[WHAT TO DO] Output every line below exactly.

[EXTRACTED INFORMATION]
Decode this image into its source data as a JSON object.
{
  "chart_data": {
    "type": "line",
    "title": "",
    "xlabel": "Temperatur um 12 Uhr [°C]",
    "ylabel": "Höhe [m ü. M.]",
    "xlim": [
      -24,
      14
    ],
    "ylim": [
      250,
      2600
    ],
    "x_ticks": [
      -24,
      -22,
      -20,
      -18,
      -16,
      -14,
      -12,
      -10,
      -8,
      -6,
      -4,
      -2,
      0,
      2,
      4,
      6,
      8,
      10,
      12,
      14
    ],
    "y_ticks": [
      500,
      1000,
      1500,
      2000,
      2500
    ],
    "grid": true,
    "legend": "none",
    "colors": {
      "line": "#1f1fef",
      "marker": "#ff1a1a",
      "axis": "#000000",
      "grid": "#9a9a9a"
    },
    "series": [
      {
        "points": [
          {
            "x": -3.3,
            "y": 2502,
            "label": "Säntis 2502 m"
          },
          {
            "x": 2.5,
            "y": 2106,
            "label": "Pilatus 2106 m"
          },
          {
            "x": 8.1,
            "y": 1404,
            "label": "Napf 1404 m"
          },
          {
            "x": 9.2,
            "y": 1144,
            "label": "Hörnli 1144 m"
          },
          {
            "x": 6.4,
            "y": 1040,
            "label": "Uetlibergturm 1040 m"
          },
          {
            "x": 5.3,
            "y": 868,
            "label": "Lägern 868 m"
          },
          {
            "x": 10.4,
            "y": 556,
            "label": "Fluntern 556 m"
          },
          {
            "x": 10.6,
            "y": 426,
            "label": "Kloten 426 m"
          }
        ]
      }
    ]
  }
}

[FINAL ANSWER]
Decode this image into its source data as a JSON object.
{
  "chart_data": {
    "type": "line",
    "title": "",
    "xlabel": "Temperatur um 12 Uhr [°C]",
    "ylabel": "Höhe [m ü. M.]",
    "xlim": [
      -24,
      14
    ],
    "ylim": [
      250,
      2600
    ],
    "x_ticks": [
      -24,
      -22,
      -20,
      -18,
      -16,
      -14,
      -12,
      -10,
      -8,
      -6,
      -4,
      -2,
      0,
      2,
      4,
      6,
      8,
      10,
      12,
      14
    ],
    "y_ticks": [
      500,
      1000,
      1500,
      2000,
      2500
    ],
    "grid": true,
    "legend": "none",
    "colors": {
      "line": "#1f1fef",
      "marker": "#ff1a1a",
      "axis": "#000000",
      "grid": "#9a9a9a"
    },
    "series": [
      {
        "points": [
          {
            "x": -3.3,
            "y": 2502,
            "label": "Säntis 2502 m"
          },
          {
            "x": 2.5,
            "y": 2106,
            "label": "Pilatus 2106 m"
          },
          {
            "x": 8.1,
            "y": 1404,
            "label": "Napf 1404 m"
          },
          {
            "x": 9.2,
            "y": 1144,
            "label": "Hörnli 1144 m"
          },
          {
            "x": 6.4,
            "y": 1040,
            "label": "Uetlibergturm 1040 m"
          },
          {
            "x": 5.3,
            "y": 868,
            "label": "Lägern 868 m"
          },
          {
            "x": 10.4,
            "y": 556,
            "label": "Fluntern 556 m"
          },
          {
            "x": 10.6,
            "y": 426,
            "label": "Kloten 426 m"
          }
        ]
      }
    ]
  }
}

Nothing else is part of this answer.